TASK PROMPT: Leave out the pictures and copy everything else in the entries exactly.

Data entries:
■ ■ ■ ■ ■ ■ ■

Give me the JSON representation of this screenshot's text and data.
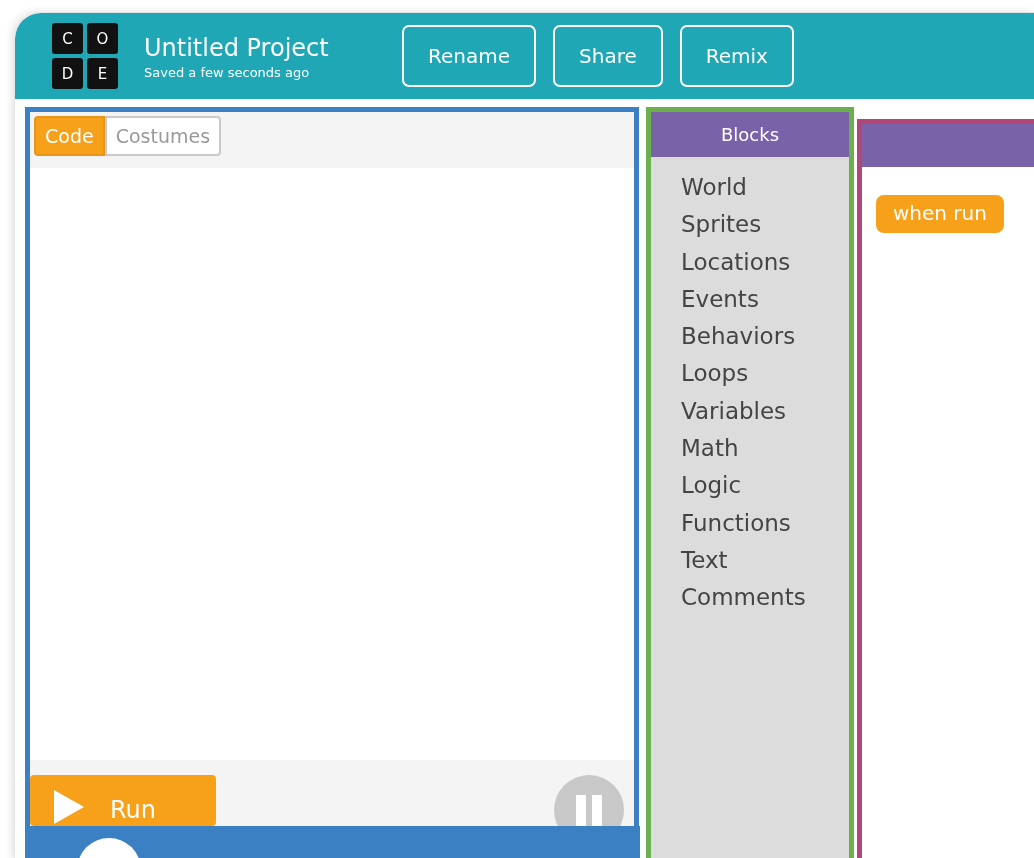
{
  "header": {
    "logo_letters": [
      "C",
      "O",
      "D",
      "E"
    ],
    "title": "Untitled Project",
    "subtitle": "Saved a few seconds ago",
    "buttons": [
      "Rename",
      "Share",
      "Remix"
    ]
  },
  "code_panel": {
    "tabs": [
      {
        "label": "Code",
        "selected": true
      },
      {
        "label": "Costumes",
        "selected": false
      }
    ],
    "run_button": "Run"
  },
  "toolbox": {
    "title": "Blocks",
    "categories": [
      "World",
      "Sprites",
      "Locations",
      "Events",
      "Behaviors",
      "Loops",
      "Variables",
      "Math",
      "Logic",
      "Functions",
      "Text",
      "Comments"
    ]
  },
  "workspace": {
    "blocks": [
      "when run"
    ]
  }
}
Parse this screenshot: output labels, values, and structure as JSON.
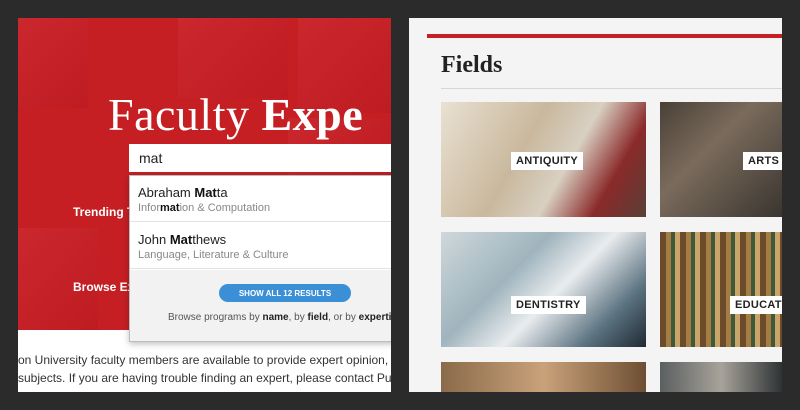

■ ■ ■ ■ ■ ■ ■

SOLUTION:
Give me the JSON representation of this screenshot's text and data.
{
  "header": {
    "logo_letters": [
      "C",
      "O",
      "D",
      "E"
    ],
    "title": "Untitled Project",
    "subtitle": "Saved a few seconds ago",
    "buttons": [
      "Rename",
      "Share",
      "Remix"
    ]
  },
  "code_panel": {
    "tabs": [
      {
        "label": "Code",
        "selected": true
      },
      {
        "label": "Costumes",
        "selected": false
      }
    ],
    "run_button": "Run"
  },
  "toolbox": {
    "title": "Blocks",
    "categories": [
      "World",
      "Sprites",
      "Locations",
      "Events",
      "Behaviors",
      "Loops",
      "Variables",
      "Math",
      "Logic",
      "Functions",
      "Text",
      "Comments"
    ]
  },
  "workspace": {
    "blocks": [
      "when run"
    ]
  }
}
Parse this screenshot: output labels, values, and structure as JSON.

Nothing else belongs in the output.